-- begin Extracted entries --

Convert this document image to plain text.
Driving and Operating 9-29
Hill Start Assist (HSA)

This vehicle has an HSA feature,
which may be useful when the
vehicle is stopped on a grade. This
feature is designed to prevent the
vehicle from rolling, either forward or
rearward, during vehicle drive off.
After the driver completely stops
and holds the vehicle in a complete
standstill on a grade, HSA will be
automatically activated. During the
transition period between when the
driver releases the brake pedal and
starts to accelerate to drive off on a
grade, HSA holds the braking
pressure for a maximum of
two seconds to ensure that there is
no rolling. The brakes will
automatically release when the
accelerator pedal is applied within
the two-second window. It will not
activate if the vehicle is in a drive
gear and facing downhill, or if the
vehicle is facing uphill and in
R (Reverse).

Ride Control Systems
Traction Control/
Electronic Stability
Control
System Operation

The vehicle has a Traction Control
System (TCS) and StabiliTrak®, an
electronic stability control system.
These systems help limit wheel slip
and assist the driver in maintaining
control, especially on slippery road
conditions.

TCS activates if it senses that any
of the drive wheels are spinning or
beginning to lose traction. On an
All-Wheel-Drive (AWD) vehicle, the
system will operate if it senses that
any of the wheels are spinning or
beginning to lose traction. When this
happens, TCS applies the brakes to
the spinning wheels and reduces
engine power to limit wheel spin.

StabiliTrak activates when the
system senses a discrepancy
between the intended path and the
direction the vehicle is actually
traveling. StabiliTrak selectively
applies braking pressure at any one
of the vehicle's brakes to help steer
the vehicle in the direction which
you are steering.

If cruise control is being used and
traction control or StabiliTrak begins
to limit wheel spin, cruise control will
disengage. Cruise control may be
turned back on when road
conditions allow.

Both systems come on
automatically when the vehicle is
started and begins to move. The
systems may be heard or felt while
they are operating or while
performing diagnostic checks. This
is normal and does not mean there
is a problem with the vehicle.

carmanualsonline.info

-- end Extracted entries --

Exercise:
In the listing, find each line with the string "help" and copy it.

Solution to this exercise:
These systems help limit wheel slip
of the vehicle's brakes to help steer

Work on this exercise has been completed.